■ Goal ■
How many lines of these entries hold the string "Current"? Reply with the number alone.

■ Data listing ■

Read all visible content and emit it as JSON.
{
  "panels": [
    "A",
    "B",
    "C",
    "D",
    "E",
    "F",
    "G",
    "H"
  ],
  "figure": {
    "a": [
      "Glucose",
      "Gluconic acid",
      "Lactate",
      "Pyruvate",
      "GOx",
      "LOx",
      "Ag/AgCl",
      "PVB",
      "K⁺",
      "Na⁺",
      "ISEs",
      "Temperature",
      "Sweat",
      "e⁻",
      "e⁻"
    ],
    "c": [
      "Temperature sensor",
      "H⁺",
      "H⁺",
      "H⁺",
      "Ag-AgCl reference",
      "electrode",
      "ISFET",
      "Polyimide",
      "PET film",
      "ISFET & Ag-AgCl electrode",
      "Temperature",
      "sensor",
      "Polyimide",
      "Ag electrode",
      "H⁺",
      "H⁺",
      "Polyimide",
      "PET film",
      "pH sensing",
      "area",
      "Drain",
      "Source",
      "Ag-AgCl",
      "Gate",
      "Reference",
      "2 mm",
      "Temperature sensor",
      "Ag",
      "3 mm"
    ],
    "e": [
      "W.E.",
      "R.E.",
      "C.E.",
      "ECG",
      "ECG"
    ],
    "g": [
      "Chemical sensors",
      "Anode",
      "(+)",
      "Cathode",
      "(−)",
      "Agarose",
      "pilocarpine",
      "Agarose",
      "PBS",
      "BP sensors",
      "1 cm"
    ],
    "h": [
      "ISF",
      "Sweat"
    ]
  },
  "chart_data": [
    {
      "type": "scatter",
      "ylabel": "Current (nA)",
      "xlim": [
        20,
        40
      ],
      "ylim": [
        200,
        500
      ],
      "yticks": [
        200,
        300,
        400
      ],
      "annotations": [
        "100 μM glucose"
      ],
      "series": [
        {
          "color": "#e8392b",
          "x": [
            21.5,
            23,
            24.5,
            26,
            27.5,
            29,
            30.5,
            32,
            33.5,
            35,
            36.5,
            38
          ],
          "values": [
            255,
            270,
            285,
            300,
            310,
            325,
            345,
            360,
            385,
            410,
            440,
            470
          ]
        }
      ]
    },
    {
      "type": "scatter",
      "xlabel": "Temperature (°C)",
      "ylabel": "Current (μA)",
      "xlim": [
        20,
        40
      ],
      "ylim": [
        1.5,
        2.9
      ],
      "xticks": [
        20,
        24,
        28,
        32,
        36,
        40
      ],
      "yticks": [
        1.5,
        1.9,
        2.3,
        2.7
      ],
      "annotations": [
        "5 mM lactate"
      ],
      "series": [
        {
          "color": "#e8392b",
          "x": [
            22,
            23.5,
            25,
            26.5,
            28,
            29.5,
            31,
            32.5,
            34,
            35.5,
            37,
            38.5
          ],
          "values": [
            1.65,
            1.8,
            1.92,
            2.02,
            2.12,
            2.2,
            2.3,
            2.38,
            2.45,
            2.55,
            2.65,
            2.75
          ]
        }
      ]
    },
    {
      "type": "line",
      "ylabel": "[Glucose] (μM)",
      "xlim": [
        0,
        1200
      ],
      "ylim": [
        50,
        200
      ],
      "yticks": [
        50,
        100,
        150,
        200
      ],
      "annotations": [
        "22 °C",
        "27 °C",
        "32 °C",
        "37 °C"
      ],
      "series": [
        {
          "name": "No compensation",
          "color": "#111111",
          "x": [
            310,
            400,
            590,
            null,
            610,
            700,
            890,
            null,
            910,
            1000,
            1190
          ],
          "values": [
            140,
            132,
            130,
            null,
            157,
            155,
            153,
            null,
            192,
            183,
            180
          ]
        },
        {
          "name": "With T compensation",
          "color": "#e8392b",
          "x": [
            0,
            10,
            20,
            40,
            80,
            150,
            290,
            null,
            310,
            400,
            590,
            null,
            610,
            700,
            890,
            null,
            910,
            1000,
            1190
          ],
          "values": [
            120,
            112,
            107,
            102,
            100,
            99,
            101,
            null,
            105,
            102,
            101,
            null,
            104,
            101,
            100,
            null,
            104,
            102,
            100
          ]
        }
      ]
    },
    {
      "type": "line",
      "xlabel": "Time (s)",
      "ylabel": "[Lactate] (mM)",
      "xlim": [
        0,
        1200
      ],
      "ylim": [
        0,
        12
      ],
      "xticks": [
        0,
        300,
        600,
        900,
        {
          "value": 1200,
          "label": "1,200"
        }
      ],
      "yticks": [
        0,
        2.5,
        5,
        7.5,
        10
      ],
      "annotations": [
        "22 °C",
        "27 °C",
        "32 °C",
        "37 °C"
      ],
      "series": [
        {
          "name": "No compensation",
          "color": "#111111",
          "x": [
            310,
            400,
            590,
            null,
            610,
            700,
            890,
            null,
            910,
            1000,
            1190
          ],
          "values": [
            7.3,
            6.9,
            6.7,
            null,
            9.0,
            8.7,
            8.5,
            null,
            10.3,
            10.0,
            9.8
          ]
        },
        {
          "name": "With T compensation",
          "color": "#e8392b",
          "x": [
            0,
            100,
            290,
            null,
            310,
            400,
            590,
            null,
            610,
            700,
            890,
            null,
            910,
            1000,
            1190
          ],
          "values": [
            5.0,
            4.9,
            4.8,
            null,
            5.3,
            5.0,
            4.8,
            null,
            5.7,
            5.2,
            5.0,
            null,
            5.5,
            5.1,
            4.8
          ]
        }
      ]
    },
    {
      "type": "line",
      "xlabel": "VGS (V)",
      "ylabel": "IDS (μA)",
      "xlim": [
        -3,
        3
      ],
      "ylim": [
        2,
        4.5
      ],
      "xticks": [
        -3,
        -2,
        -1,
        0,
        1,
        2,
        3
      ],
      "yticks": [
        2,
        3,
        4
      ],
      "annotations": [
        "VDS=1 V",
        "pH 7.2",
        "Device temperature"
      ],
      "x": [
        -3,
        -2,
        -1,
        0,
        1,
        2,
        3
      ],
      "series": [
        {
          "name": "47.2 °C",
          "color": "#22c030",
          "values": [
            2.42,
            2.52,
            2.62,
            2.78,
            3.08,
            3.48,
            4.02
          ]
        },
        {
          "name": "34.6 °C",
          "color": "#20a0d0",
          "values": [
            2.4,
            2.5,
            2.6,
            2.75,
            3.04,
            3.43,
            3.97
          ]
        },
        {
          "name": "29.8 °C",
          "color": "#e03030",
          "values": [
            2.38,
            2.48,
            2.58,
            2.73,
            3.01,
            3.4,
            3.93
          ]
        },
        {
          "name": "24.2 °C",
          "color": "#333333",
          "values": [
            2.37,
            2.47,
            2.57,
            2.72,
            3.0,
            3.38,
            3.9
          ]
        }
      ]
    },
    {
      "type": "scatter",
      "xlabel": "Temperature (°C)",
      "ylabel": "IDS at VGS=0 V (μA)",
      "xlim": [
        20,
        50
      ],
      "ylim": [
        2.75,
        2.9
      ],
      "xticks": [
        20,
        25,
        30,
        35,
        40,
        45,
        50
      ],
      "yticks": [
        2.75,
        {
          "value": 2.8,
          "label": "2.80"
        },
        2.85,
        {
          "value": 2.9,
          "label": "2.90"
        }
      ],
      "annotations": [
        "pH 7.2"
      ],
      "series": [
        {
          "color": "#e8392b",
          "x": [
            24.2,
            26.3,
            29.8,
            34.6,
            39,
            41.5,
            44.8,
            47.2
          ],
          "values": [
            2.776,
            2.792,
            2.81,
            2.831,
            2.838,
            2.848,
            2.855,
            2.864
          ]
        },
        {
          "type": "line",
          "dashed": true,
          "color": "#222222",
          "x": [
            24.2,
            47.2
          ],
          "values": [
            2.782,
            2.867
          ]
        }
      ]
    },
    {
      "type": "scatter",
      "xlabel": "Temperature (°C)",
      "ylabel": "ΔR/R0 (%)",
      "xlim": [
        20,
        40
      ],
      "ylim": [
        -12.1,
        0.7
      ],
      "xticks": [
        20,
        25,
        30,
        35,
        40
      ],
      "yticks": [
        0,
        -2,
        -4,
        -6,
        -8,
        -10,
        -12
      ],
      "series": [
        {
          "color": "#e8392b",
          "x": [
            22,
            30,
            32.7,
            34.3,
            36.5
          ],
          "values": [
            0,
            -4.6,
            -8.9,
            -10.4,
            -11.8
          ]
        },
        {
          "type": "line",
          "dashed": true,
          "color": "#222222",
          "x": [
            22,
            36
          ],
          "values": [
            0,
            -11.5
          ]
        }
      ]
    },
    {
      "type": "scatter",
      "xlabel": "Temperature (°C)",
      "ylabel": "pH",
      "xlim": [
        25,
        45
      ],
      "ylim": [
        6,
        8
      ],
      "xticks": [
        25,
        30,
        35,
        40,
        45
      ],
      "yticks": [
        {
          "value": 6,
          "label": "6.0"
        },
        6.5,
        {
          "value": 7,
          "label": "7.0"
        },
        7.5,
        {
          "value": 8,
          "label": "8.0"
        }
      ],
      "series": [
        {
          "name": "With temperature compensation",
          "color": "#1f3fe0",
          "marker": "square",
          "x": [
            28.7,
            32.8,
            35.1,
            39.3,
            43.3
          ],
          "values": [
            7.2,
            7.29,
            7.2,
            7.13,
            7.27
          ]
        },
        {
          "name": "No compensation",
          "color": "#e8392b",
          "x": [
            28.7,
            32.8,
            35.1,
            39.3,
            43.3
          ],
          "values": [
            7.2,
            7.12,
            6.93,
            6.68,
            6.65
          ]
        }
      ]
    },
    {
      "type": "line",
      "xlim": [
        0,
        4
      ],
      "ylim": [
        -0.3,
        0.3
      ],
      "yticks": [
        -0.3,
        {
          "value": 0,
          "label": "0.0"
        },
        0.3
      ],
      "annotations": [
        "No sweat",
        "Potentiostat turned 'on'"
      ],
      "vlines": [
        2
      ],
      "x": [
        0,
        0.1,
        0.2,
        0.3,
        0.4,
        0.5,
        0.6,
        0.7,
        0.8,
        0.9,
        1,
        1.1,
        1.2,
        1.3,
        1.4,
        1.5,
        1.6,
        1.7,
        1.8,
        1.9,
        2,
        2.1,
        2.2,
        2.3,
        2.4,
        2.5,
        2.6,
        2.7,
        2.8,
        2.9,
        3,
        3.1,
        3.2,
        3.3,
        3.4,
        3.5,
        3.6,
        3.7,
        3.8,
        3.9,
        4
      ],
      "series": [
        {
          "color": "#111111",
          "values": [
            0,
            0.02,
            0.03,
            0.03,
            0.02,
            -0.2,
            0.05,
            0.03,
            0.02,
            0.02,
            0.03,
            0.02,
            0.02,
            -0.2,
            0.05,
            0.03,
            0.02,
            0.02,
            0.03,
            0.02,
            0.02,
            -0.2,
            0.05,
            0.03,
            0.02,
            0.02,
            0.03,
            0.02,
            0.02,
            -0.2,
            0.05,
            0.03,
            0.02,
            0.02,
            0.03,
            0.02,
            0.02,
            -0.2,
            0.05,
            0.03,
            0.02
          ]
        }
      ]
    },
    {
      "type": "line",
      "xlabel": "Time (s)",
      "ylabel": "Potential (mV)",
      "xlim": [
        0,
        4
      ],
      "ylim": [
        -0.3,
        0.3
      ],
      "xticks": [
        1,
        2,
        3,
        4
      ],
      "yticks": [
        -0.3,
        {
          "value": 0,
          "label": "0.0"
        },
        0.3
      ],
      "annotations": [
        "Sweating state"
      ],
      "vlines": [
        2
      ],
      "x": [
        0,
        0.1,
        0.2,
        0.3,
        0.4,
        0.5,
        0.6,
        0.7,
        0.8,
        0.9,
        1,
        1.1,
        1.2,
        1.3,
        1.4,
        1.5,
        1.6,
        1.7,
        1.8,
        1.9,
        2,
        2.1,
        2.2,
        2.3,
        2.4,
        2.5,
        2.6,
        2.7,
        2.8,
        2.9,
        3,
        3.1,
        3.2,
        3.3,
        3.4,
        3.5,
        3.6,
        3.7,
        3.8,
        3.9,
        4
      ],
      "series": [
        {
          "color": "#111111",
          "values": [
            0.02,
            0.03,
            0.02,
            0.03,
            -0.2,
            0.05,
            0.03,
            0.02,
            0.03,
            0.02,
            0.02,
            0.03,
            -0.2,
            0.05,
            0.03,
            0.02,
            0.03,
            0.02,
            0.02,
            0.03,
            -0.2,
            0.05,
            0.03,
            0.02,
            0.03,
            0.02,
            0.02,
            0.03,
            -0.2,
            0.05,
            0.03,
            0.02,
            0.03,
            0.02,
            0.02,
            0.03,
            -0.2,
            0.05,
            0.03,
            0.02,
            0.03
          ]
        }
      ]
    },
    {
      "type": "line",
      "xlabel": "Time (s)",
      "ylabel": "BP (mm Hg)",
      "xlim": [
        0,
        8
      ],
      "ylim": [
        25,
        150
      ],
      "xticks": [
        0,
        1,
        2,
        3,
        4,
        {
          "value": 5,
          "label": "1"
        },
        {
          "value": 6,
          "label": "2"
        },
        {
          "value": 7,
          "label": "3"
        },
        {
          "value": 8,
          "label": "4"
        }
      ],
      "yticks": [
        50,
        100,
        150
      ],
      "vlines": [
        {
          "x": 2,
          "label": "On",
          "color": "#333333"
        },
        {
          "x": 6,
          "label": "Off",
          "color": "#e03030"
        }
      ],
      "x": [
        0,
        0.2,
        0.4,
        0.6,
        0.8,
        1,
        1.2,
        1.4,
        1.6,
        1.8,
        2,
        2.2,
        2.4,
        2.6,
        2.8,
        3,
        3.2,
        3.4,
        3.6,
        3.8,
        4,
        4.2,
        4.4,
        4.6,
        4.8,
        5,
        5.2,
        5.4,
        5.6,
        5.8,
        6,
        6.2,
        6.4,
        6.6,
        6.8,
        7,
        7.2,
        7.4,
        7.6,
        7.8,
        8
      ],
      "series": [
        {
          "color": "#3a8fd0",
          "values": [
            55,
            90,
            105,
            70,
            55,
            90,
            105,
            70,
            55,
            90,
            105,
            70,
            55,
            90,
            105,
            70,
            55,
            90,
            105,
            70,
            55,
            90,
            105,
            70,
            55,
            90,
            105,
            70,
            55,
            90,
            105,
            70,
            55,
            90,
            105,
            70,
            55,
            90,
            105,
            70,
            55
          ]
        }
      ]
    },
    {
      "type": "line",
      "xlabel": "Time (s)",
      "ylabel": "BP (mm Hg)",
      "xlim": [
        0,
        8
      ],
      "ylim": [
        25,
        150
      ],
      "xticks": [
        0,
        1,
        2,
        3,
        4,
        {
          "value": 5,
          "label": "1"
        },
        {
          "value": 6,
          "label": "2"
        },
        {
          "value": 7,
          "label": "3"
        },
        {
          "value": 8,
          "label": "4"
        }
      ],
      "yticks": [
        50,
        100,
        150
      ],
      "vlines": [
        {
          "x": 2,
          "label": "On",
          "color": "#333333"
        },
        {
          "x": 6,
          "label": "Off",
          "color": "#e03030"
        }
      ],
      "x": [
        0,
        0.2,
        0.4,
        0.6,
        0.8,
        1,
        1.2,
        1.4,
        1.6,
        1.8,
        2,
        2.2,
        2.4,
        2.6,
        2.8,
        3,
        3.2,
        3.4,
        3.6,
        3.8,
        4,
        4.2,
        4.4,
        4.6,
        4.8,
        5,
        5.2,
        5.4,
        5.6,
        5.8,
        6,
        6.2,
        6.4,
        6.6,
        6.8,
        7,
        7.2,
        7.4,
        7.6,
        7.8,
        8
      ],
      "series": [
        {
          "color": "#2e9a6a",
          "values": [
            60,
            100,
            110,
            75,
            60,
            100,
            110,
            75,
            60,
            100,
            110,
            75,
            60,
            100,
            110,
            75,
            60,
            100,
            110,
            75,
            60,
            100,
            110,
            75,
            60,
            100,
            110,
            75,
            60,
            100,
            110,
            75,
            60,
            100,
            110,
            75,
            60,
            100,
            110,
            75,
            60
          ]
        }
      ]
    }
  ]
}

■ Response ■
2